§ **Entries shown**
--- Begin ---

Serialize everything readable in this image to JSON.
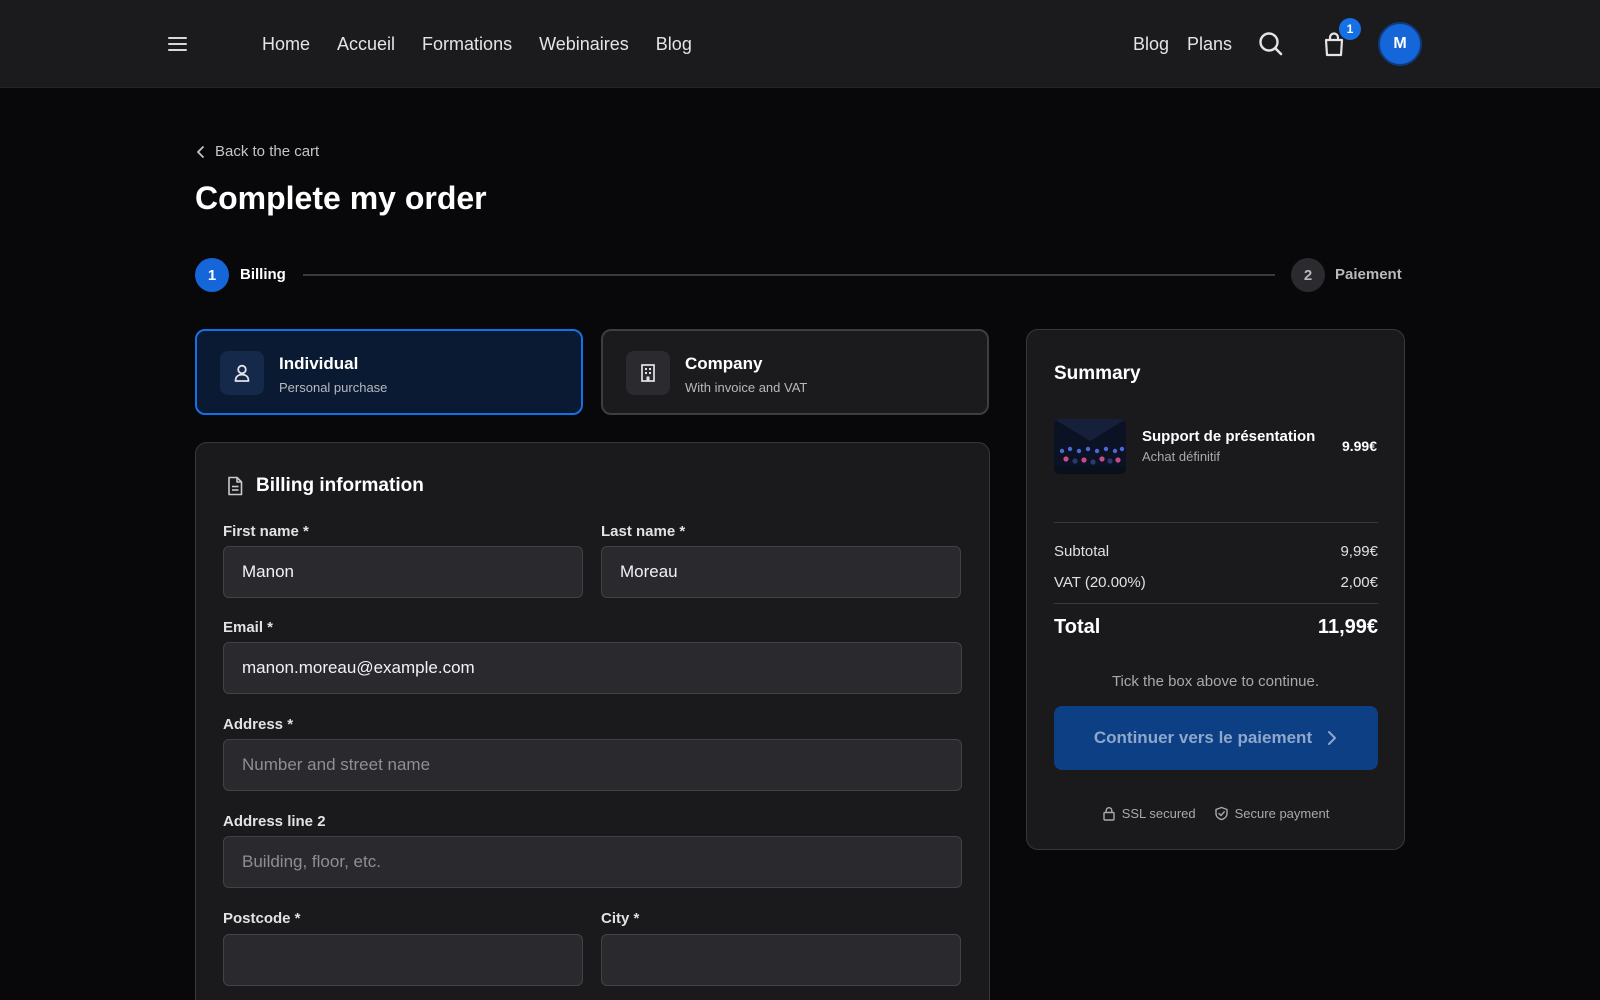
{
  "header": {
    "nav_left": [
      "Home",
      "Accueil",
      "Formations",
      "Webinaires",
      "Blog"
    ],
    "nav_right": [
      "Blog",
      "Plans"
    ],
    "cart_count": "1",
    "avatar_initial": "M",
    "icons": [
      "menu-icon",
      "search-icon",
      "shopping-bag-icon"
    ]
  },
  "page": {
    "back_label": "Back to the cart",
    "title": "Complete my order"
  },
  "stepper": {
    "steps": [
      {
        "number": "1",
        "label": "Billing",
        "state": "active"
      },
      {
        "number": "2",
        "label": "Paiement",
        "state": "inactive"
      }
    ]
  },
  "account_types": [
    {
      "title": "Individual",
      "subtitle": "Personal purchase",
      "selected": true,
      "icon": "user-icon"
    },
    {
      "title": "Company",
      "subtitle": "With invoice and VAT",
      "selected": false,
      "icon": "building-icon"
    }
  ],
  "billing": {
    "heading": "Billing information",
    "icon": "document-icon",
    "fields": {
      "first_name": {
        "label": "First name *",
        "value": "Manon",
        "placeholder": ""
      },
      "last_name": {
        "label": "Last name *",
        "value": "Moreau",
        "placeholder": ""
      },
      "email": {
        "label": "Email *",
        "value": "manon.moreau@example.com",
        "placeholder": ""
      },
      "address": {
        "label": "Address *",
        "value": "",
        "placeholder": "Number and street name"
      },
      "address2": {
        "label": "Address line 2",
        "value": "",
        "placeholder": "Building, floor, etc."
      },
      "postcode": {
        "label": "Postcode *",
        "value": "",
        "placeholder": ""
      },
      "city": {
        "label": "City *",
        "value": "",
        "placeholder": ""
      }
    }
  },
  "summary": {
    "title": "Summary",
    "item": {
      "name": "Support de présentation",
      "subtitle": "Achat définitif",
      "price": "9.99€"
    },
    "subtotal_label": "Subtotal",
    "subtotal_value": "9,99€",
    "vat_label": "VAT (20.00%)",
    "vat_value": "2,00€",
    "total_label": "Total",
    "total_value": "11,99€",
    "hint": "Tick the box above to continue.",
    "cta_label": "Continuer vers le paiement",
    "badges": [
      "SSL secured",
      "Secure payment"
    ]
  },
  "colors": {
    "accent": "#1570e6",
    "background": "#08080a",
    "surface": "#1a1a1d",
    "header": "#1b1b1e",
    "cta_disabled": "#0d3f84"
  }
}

--- End ---
--- Begin ---

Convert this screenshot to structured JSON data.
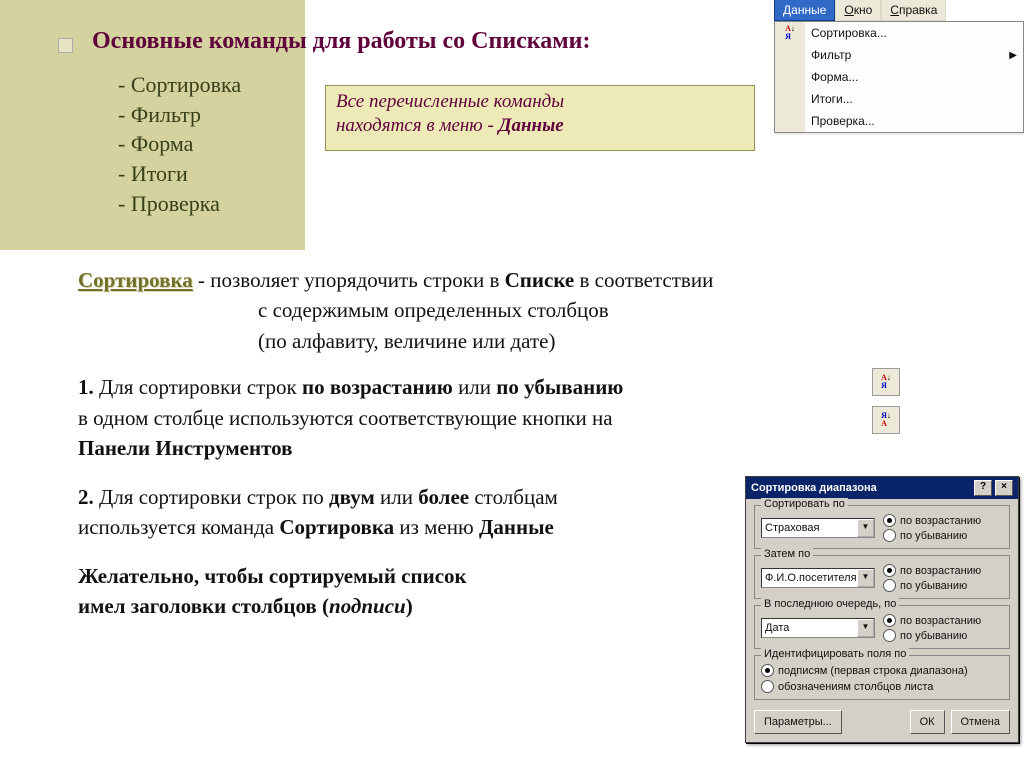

--- End ---
--- Begin ---

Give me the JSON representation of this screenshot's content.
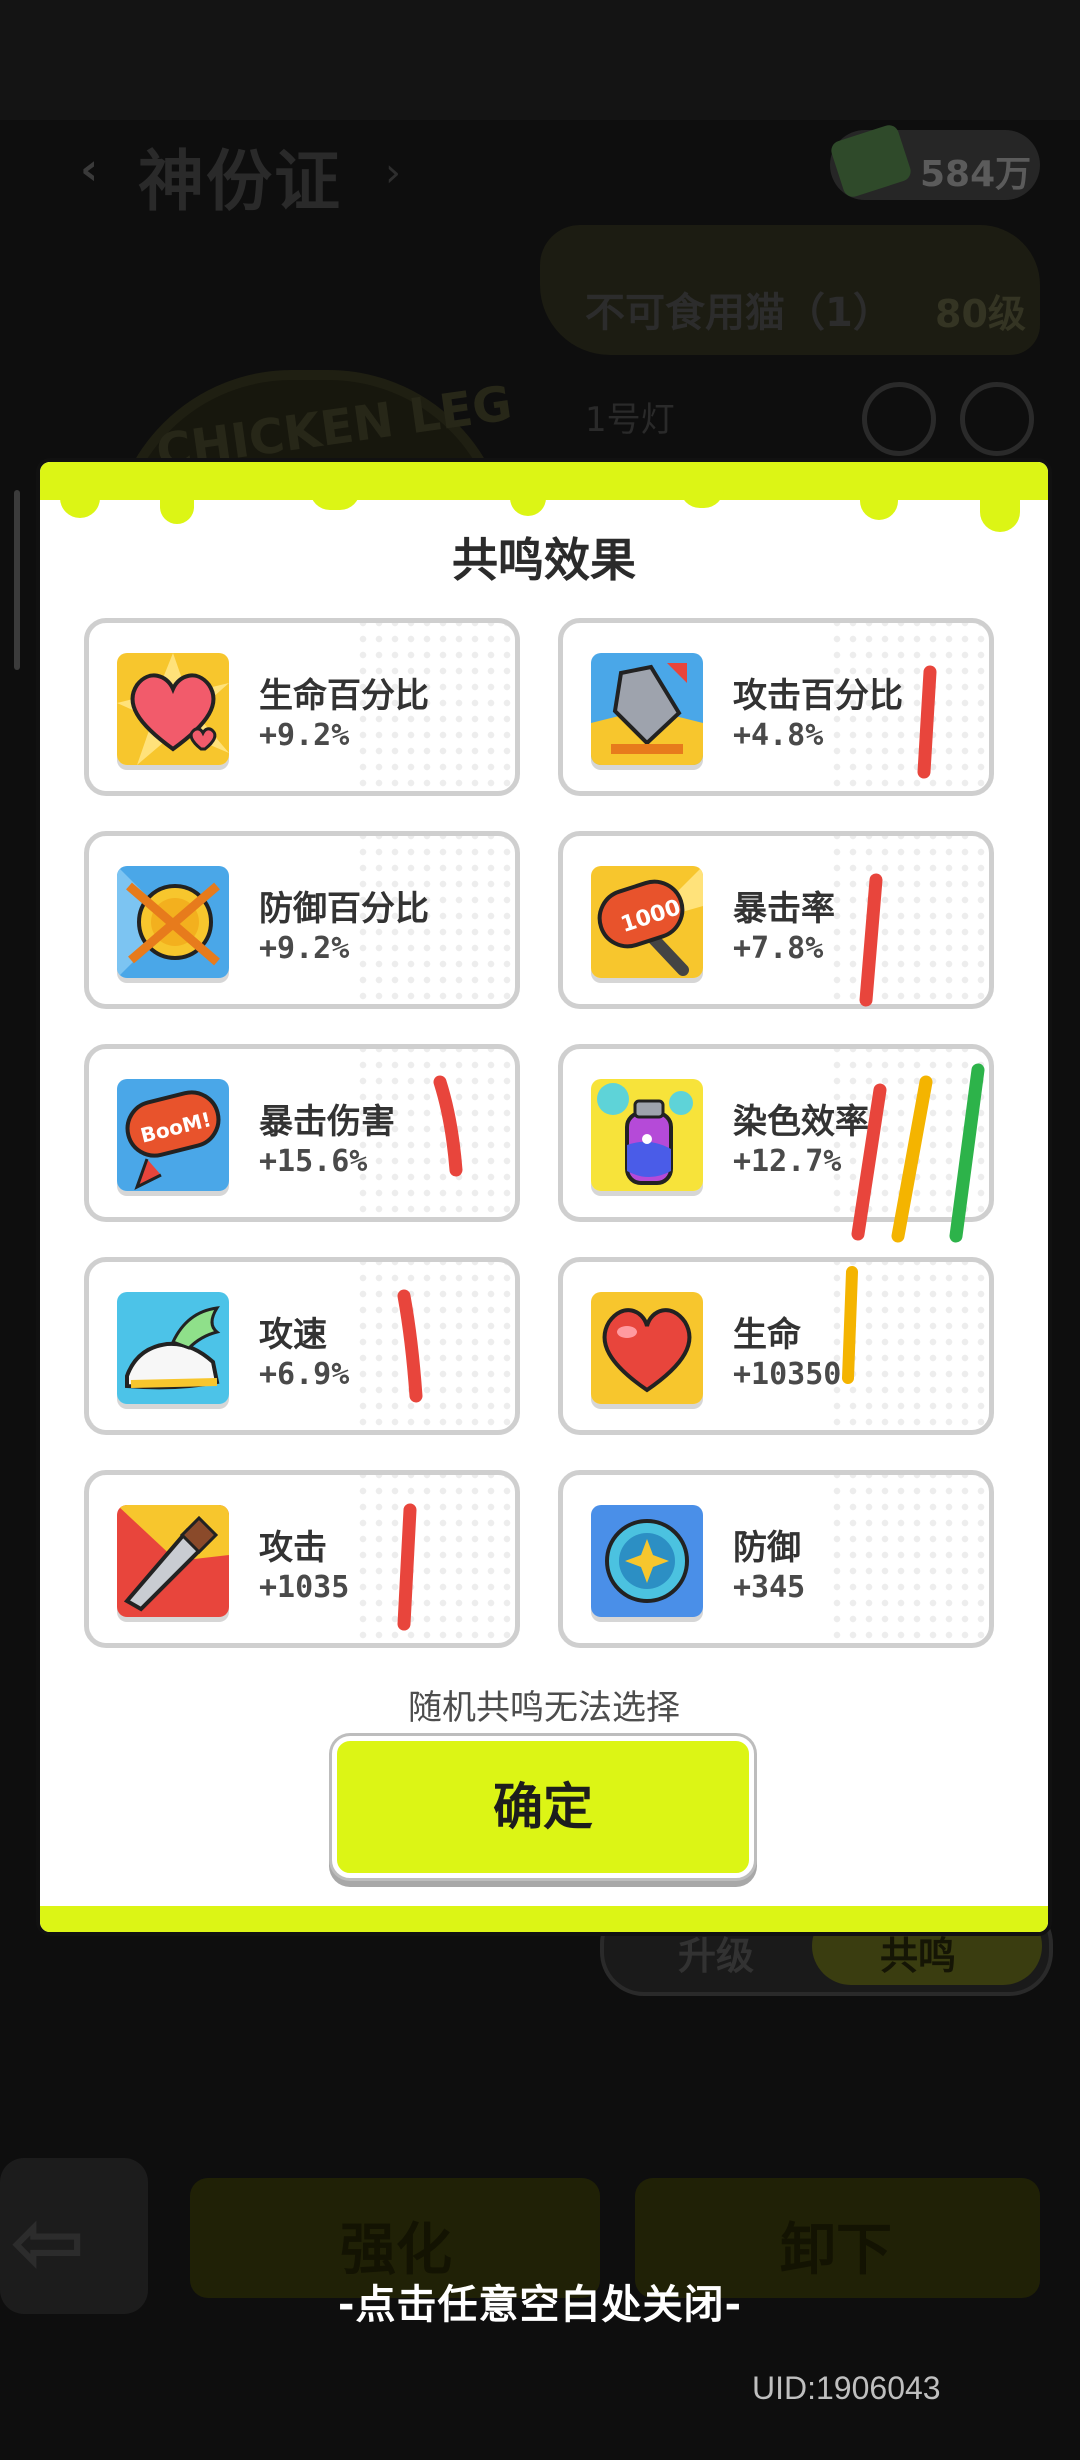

--- End ---

Report each line in the data that holds the word "screenshot".

Convert this screenshot to structured JSON data.
Give me the JSON representation of this screenshot's content.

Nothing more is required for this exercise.